§ Data for review
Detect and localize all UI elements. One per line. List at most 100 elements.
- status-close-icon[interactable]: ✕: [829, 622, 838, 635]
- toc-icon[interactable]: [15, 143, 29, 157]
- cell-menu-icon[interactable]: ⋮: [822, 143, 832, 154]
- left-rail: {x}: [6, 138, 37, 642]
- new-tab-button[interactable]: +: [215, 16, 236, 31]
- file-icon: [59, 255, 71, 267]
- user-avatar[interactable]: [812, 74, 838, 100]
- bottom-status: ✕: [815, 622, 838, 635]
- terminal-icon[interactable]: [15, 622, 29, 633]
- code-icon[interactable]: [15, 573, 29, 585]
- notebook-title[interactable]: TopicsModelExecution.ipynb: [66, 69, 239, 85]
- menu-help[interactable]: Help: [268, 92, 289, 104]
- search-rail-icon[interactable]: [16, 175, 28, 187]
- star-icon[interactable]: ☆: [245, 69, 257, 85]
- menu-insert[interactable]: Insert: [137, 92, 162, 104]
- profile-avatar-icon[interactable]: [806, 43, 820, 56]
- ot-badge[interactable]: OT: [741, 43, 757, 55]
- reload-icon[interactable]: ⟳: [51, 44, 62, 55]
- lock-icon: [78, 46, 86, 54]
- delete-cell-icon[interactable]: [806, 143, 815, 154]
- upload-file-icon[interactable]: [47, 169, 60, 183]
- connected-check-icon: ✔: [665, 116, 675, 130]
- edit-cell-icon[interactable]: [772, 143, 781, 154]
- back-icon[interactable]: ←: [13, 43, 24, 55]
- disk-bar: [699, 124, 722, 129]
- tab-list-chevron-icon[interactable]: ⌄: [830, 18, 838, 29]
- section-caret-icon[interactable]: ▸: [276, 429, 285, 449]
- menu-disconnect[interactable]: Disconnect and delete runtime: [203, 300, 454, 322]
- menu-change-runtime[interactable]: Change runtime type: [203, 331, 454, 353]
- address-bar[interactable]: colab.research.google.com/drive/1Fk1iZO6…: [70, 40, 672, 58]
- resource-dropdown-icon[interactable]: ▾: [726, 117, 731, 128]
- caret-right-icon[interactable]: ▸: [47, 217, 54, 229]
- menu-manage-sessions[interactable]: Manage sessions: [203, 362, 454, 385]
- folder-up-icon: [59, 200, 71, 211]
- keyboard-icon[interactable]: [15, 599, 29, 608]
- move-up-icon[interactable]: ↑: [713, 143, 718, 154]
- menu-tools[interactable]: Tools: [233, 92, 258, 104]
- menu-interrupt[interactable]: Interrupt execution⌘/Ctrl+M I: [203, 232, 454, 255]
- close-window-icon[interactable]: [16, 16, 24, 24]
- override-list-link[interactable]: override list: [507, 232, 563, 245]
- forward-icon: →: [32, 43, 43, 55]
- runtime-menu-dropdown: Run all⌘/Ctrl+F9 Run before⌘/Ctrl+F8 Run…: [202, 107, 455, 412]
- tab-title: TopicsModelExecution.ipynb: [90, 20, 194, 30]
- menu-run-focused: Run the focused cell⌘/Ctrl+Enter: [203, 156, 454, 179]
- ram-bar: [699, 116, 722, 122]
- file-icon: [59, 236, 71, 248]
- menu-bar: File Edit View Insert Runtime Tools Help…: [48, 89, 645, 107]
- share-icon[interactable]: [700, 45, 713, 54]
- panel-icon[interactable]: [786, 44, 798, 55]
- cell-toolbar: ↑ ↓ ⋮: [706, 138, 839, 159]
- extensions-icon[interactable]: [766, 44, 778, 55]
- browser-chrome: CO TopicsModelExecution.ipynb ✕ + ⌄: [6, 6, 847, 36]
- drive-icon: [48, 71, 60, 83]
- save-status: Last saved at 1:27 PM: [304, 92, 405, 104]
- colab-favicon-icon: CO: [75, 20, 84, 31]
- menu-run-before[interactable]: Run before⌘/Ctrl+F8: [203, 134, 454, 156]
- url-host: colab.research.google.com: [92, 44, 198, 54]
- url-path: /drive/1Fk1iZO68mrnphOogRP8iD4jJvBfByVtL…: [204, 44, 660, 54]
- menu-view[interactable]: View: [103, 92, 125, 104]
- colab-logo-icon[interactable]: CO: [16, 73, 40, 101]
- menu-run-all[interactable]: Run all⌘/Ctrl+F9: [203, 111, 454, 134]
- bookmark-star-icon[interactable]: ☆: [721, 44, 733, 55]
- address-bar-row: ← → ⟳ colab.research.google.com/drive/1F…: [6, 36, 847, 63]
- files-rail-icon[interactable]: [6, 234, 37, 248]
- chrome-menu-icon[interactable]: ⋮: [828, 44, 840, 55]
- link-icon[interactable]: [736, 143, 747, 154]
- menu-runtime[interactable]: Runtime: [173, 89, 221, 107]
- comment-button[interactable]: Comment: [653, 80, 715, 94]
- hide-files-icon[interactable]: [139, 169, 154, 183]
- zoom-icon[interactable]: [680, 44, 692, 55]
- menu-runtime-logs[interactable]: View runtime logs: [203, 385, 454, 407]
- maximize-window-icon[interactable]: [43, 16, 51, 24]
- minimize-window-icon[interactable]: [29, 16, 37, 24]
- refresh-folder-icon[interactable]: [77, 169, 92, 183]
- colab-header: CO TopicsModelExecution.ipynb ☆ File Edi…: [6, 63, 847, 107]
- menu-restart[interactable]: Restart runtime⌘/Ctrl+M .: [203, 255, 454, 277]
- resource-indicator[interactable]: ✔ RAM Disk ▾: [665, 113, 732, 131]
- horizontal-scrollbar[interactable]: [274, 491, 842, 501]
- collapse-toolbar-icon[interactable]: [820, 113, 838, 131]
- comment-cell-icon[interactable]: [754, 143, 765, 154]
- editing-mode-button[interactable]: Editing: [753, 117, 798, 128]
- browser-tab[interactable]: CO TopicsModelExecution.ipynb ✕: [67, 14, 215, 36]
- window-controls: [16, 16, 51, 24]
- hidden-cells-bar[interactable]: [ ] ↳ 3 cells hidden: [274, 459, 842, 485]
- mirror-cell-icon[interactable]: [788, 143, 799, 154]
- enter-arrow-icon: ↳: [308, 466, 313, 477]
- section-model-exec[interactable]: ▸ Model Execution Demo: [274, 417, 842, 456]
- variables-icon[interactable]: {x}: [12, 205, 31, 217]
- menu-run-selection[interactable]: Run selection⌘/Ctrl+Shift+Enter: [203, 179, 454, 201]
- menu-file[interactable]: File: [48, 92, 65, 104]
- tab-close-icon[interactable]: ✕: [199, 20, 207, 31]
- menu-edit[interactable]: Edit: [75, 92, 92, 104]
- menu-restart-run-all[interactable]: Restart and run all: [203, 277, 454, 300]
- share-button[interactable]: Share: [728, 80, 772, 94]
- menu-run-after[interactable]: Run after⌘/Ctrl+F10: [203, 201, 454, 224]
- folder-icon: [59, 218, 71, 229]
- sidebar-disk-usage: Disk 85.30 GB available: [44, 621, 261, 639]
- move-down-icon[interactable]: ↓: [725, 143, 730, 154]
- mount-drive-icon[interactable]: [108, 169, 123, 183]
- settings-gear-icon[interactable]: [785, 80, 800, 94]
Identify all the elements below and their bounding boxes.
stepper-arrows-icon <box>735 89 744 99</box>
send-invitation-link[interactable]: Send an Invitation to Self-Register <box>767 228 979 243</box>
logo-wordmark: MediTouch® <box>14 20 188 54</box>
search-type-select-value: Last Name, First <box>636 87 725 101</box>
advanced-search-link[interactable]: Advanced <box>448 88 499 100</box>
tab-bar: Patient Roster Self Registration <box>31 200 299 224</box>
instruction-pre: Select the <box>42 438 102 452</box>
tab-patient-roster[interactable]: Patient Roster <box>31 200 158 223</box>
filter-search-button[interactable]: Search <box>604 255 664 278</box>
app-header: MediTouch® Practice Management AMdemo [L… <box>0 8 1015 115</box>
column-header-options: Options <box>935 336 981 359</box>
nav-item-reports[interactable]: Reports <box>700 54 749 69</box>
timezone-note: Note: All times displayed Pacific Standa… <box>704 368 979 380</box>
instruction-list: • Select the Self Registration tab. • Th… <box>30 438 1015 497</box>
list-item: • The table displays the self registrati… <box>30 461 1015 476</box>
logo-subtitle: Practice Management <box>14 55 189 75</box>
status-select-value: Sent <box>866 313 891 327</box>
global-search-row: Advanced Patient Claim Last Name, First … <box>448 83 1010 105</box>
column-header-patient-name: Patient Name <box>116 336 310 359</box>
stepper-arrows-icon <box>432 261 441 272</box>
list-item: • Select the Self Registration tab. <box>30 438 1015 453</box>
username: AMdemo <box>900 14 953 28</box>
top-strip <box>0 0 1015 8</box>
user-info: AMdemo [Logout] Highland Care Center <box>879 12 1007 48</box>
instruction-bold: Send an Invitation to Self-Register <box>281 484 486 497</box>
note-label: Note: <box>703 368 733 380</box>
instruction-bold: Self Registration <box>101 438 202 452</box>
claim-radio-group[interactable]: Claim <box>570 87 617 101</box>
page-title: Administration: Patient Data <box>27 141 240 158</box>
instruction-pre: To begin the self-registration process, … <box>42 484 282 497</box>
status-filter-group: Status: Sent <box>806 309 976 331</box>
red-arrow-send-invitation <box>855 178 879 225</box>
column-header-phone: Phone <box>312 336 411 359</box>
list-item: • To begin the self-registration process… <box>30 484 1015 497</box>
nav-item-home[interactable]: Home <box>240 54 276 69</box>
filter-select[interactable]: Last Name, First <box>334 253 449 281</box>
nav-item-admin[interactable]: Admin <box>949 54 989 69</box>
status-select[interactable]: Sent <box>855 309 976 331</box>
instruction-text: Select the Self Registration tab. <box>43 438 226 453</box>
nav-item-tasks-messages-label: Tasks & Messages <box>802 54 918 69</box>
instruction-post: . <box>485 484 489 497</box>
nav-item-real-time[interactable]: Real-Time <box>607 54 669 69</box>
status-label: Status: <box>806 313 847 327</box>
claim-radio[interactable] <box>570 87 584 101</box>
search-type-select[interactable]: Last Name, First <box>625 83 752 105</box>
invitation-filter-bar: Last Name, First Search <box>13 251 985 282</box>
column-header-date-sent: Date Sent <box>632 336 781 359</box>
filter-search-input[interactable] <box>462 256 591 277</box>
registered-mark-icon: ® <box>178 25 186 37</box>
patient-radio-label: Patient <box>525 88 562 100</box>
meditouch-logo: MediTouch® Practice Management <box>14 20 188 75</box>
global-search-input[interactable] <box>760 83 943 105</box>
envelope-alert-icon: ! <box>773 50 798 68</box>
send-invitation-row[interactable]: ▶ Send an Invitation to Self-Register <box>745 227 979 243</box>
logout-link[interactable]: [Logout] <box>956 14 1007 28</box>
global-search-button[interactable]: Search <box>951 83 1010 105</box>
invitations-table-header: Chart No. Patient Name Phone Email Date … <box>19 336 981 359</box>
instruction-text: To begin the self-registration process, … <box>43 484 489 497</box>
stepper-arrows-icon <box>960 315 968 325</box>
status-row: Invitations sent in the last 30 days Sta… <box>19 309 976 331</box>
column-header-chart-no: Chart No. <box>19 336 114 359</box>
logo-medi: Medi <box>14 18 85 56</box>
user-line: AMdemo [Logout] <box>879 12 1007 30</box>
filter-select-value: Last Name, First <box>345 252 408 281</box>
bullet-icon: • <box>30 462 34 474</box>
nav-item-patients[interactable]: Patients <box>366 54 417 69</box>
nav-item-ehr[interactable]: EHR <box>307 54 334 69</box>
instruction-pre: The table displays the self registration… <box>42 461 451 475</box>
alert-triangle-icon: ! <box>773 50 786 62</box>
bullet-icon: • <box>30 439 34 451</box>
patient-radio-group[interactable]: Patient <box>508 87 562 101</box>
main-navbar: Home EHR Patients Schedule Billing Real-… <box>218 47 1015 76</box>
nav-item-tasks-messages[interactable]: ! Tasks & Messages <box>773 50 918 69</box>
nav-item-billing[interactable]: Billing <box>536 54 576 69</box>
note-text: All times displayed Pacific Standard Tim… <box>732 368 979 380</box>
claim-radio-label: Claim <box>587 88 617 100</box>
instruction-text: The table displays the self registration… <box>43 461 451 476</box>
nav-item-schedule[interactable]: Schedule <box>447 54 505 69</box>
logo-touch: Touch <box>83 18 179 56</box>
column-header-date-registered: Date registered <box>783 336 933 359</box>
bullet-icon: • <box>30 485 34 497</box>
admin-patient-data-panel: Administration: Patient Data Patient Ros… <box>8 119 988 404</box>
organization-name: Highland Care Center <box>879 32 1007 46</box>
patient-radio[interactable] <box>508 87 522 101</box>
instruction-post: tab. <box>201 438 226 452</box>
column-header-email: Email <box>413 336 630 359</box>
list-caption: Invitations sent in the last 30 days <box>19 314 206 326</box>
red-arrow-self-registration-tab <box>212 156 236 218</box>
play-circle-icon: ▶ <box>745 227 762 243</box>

§ What needs to be done
Apply a filter for "displays" to the entries and show each line that passes.

§ Your response
list-item: • The table displays the self registrati… <box>30 461 1015 476</box>
instruction-pre: The table displays the self registration… <box>42 461 451 475</box>
instruction-text: The table displays the self registration… <box>43 461 451 476</box>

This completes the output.